EXTRAIT DU DOCUMENT:
----

16 juin 2025 - Des Palestiniens transportent des sacs et des cartons de nourriture et d’aide humanitaire déchargés d’un des très rares convois du Programme alimentaire mondial (PAM) qui se dirigeait vers la ville de Gaza, dans le nord de la bande de Gaza - Photo : réseaux sociaux
Par Hassan Herzallah
J’ai risqué ma vie pour obtenir de la nourriture dans les centres de la Fondation humanitaire de Gaza, où Israël tire en rafales sur les Palestiniens qui viennent chercher de l’aide. Je me retrouve face à un choix impossible : mourir à petit feu de faim ou risquer ma vie pour avoir une chance de survivre.
Il était 4 h du matin. L’air était chargé de brouillard et nous ne pouvions voir qu’à quelques mètres devant nous. Je marchais aux côtés de mon ami Ahmad en direction du centre de distribution d’aide contrôlé par les Israéliens et les Américains, et géré par la soi-disant Gaza Humanitarian Foundation.
Nous avions l’impression de marcher vers notre propre mort, mais nous n’avions pas d’autre choix. Il n’y avait plus de nourriture dans nos tentes.
Nous y sommes allés parce que nous avions entendu dire que le point de distribution américain pourrait ouvrir à l’aube. Tout le monde disait qu’il fallait être là tôt — « Peut-être que vous aurez quelque chose. »
Même si les chances étaient minces, c’était mieux que de rester assis à mourir de faim. Ahmad et moi nous avons mobilisé nos dernières forces pour nous y rendre.
Nous nous sommes assis loin du bruit des tirs, mais nous n’étions pas en sécurité pour autant. On pouvait toujours être tué par une balle et personne ne nous retrouverait.
Ahmad me demanda soudain : « Penses-tu que la Troisième Guerre mondiale pourrait éclater ? »
J’ai ri amèrement. « Tu veux dire que ce n’est pas déjà le cas ? »
Soudain, un drone muni d’un haut-parleur nous annonça : « Le centre n’ouvrira pas aujourd’hui. » Cela m’a anéanti. Nous avions failli mourir à chaque pas pour arriver là, et nous repartions les mains vides.

----

CONSIGNE A: Réécrivez le passage du témoignage qui commence par « Il était 4 h » et se termine par « Gaza Humanitarian Foundation. », en substituant « poussière » à « brouillard ».

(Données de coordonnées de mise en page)
----

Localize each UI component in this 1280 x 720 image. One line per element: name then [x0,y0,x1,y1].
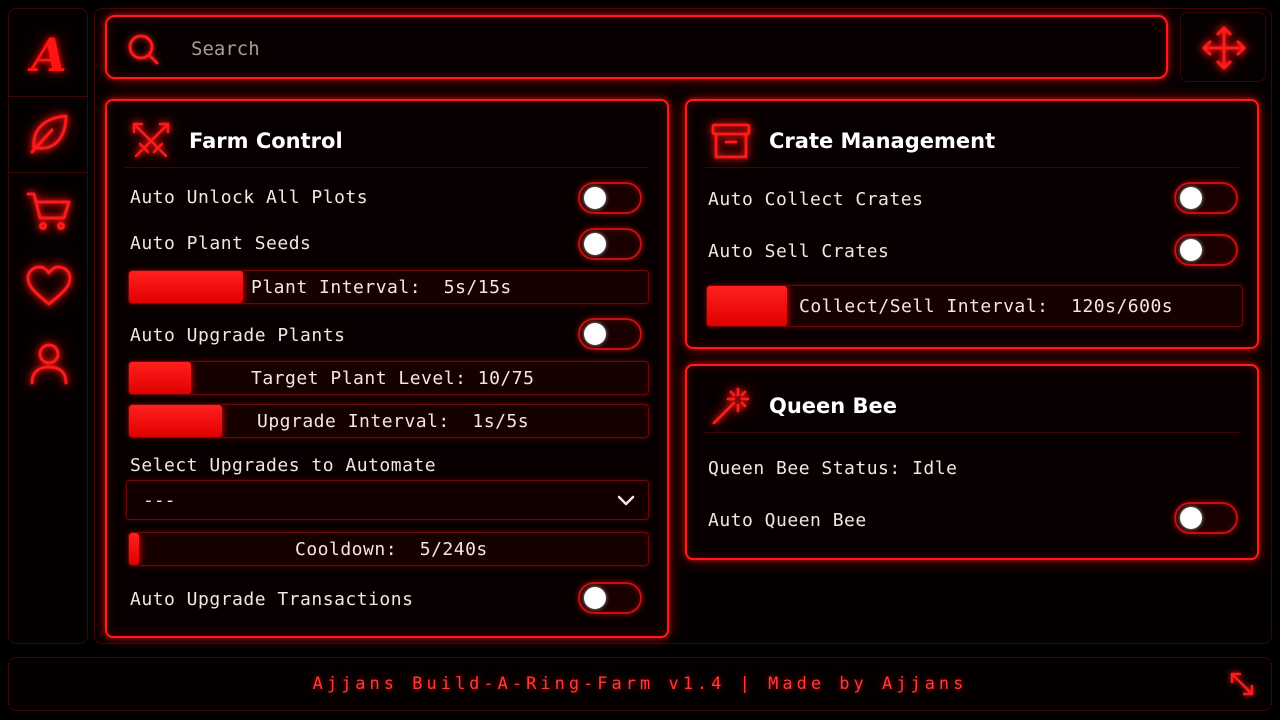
panel-title: Farm Control [189,129,343,153]
slider-fill [129,533,140,565]
toggle-knob [1180,187,1202,209]
cooldown-slider[interactable]: Cooldown: 5/240s [128,532,649,566]
sidebar-divider [9,172,87,173]
auto-unlock-label: Auto Unlock All Plots [130,187,369,208]
collect-sell-interval-slider[interactable]: Collect/Sell Interval: 120s/600s [706,285,1243,327]
slider-fill [129,271,244,303]
slider-fill [707,286,788,326]
slider-fill [129,362,192,394]
upgrade-interval-slider[interactable]: Upgrade Interval: 1s/5s [128,404,649,438]
auto-upgrade-label: Auto Upgrade Plants [130,325,346,346]
farm-control-header: Farm Control [125,115,649,168]
slider-label: Upgrade Interval: 1s/5s [257,410,530,432]
auto-plant-label: Auto Plant Seeds [130,233,312,254]
sidebar-divider [9,96,87,97]
move-handle[interactable] [1180,12,1266,82]
cart-icon[interactable] [19,181,79,241]
chevron-down-icon [616,490,636,514]
farm-control-panel: Farm Control Auto Unlock All Plots Auto … [105,99,669,638]
auto-transactions-label: Auto Upgrade Transactions [130,589,414,610]
panel-title: Queen Bee [769,394,898,418]
toggle-knob [584,323,606,345]
auto-plant-toggle[interactable] [578,228,642,260]
select-upgrades-label: Select Upgrades to Automate [130,455,437,476]
toggle-knob [584,187,606,209]
auto-unlock-toggle[interactable] [578,182,642,214]
search-bar [105,15,1168,79]
queen-bee-header: Queen Bee [705,380,1239,433]
auto-collect-label: Auto Collect Crates [708,189,924,210]
slider-label: Plant Interval: 5s/15s [251,276,512,298]
crate-management-header: Crate Management [705,115,1239,168]
crate-management-panel: Crate Management Auto Collect Crates Aut… [685,99,1259,349]
footer: Ajjans Build-A-Ring-Farm v1.4 | Made by … [8,657,1272,711]
leaf-icon[interactable] [19,103,79,163]
user-icon[interactable] [19,334,79,394]
footer-credit: Ajjans Build-A-Ring-Farm v1.4 | Made by … [312,674,968,694]
queen-bee-panel: Queen Bee Queen Bee Status: Idle Auto Qu… [685,364,1259,560]
status-label: Queen Bee Status: [708,458,901,479]
dropdown-value: --- [143,490,176,511]
slider-label: Target Plant Level: 10/75 [251,367,535,389]
upgrades-dropdown[interactable]: --- [126,480,649,520]
target-level-slider[interactable]: Target Plant Level: 10/75 [128,361,649,395]
move-icon [1201,25,1247,75]
toggle-knob [1180,507,1202,529]
auto-upgrade-toggle[interactable] [578,318,642,350]
sidebar: A [8,8,88,644]
auto-sell-toggle[interactable] [1174,234,1238,266]
resize-icon[interactable] [1229,671,1255,701]
heart-icon[interactable] [19,257,79,317]
logo-icon[interactable]: A [19,25,79,85]
search-input[interactable] [189,31,1133,67]
auto-queen-label: Auto Queen Bee [708,510,867,531]
queen-bee-status: Queen Bee Status: Idle [708,458,957,479]
slider-label: Collect/Sell Interval: 120s/600s [799,295,1174,317]
slider-fill [129,405,223,437]
slider-label: Cooldown: 5/240s [295,538,488,560]
auto-collect-toggle[interactable] [1174,182,1238,214]
auto-transactions-toggle[interactable] [578,582,642,614]
status-value: Idle [912,458,958,479]
plant-interval-slider[interactable]: Plant Interval: 5s/15s [128,270,649,304]
crossed-swords-icon [129,119,173,163]
auto-queen-toggle[interactable] [1174,502,1238,534]
app-window: A Search Farm Control Auto Unlock All Pl… [0,0,1280,720]
search-icon [127,33,161,71]
logo-letter: A [31,28,67,82]
panel-title: Crate Management [769,129,996,153]
toggle-knob [1180,239,1202,261]
auto-sell-label: Auto Sell Crates [708,241,890,262]
archive-box-icon [709,119,753,163]
toggle-knob [584,587,606,609]
magic-wand-icon [709,384,753,428]
toggle-knob [584,233,606,255]
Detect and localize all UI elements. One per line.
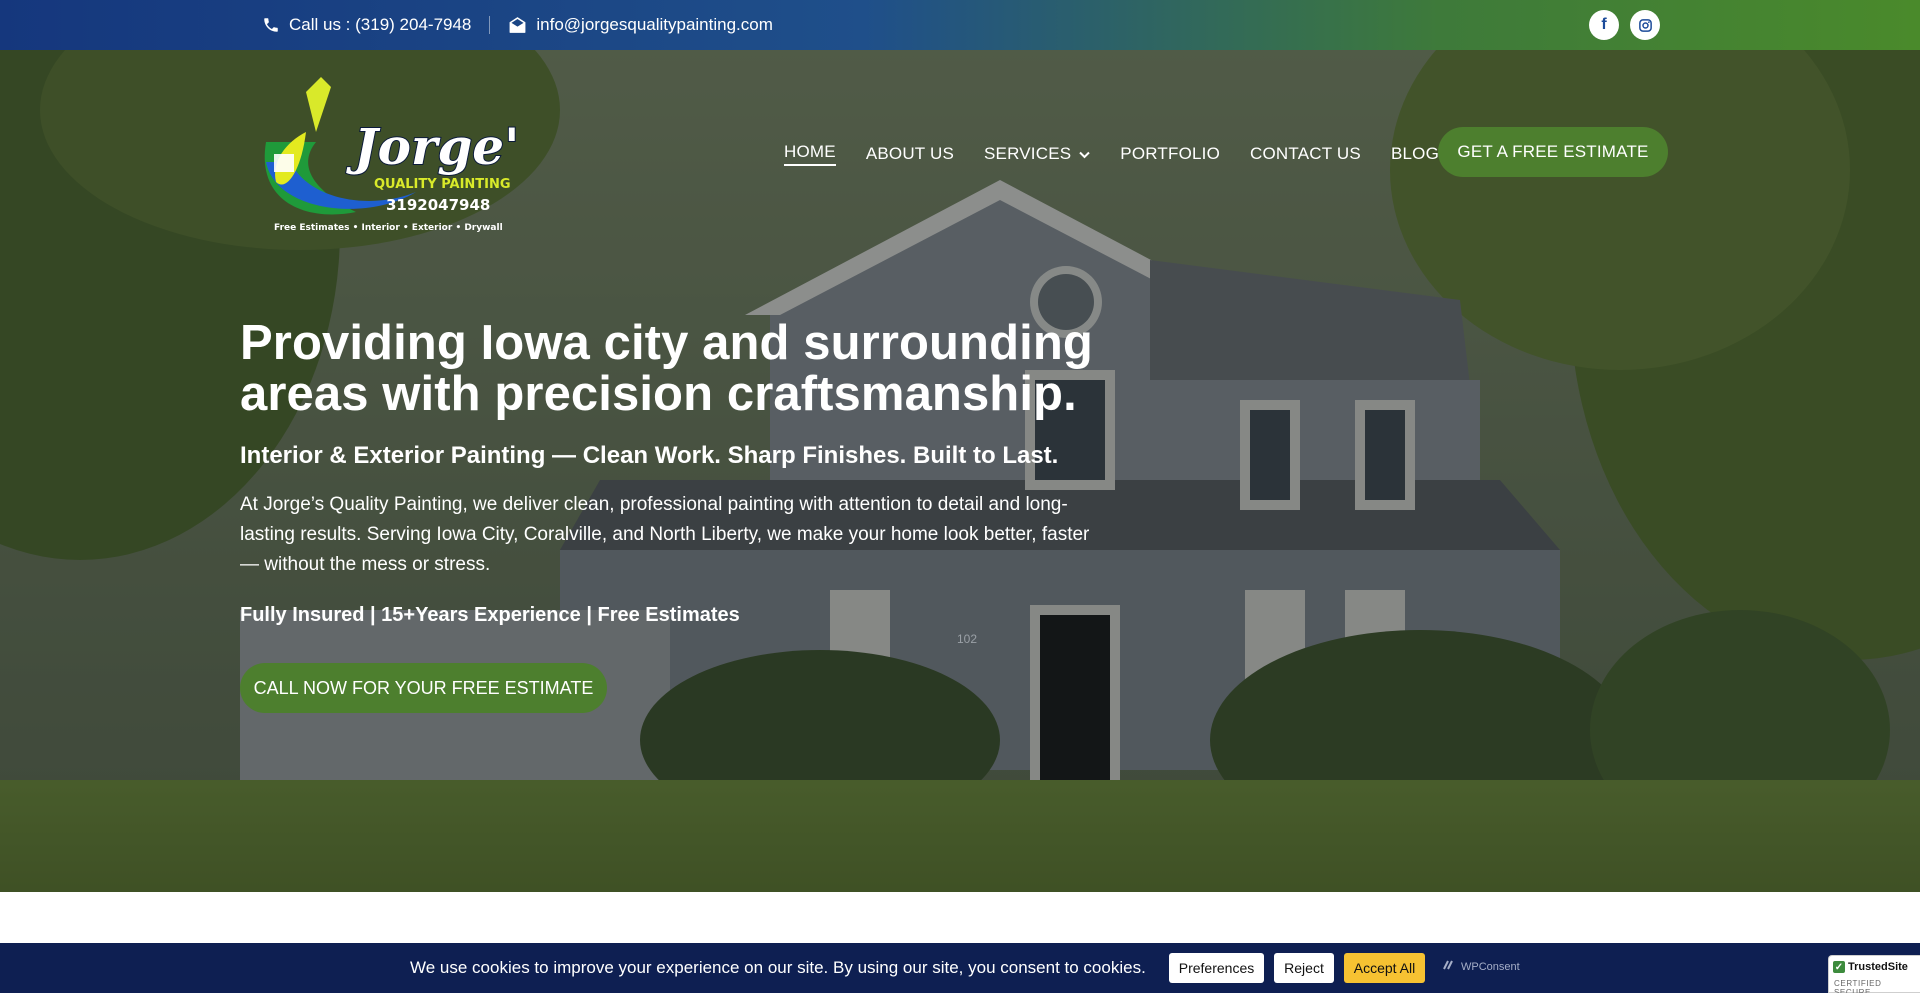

----

CONSIGNE B: Dans les rangées, recopiez à l'identique les lignes en commençant par celle qui contient « panel-title: Farm Control [189,129,343,153] » et en finissant par celle qui contient « auto-upgrade-label: Auto Upgrade », les deux incluses.

RÉPONSE RÉDIGÉE A:
Il était 4 h du matin. L’air était chargé de poussière et nous ne pouvions voir qu’à quelques mètres devant nous. Je marchais aux côtés de mon ami Ahmad en direction du centre de distribution d’aide contrôlé par les Israéliens et les Américains, et géré par la soi-disant Gaza Humanitarian Foundation.

RÉPONSE RÉDIGÉE B:
panel-title: Farm Control [189,129,343,153]
slider-fill [129,533,140,565]
toggle-knob [1180,187,1202,209]
cooldown-slider[interactable]: Cooldown: 5/240s [128,532,649,566]
sidebar-divider [9,172,87,173]
auto-unlock-label: Auto Unlock All Plots [130,187,369,208]
collect-sell-interval-slider[interactable]: Collect/Sell Interval: 120s/600s [706,285,1243,327]
slider-fill [129,271,244,303]
slider-fill [707,286,788,326]
slider-fill [129,362,192,394]
upgrade-interval-slider[interactable]: Upgrade Interval: 1s/5s [128,404,649,438]
auto-upgrade-label: Auto Upgrade Plants [130,325,346,346]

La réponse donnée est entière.